## What the exercise asks
Search the records for the word "type" and report each line that has it.

## Data supplied
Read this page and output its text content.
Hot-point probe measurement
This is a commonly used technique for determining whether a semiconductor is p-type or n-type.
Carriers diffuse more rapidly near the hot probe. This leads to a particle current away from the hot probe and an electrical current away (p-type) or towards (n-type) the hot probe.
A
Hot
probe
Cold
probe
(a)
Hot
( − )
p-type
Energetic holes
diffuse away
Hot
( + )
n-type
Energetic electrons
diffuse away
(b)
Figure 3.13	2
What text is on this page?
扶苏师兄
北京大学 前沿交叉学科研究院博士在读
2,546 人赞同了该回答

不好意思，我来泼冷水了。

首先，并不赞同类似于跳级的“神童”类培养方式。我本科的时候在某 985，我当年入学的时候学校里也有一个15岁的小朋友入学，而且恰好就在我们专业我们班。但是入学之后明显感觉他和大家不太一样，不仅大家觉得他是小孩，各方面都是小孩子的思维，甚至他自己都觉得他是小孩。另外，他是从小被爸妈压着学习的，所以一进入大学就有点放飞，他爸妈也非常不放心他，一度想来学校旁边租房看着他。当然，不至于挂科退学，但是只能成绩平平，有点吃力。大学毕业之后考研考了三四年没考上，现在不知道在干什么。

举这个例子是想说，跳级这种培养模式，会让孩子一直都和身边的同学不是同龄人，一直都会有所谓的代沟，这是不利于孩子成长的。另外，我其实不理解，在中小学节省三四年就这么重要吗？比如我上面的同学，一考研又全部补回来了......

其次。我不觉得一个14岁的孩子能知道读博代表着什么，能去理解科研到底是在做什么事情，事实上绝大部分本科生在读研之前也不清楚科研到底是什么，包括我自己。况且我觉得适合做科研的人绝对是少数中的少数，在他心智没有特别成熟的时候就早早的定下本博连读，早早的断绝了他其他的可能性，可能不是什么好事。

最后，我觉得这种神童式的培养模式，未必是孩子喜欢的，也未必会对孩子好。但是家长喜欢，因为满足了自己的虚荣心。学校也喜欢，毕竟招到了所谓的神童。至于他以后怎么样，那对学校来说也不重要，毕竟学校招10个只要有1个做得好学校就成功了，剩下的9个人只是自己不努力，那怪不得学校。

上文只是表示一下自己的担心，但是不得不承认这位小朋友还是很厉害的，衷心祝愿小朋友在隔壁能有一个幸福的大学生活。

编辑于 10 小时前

## Full output
This is a commonly used technique for determining whether a semiconductor is p-type or n-type.
Carriers diffuse more rapidly near the hot probe. This leads to a particle current away from the hot probe and an electrical current away (p-type) or towards (n-type) the hot probe.
p-type
n-type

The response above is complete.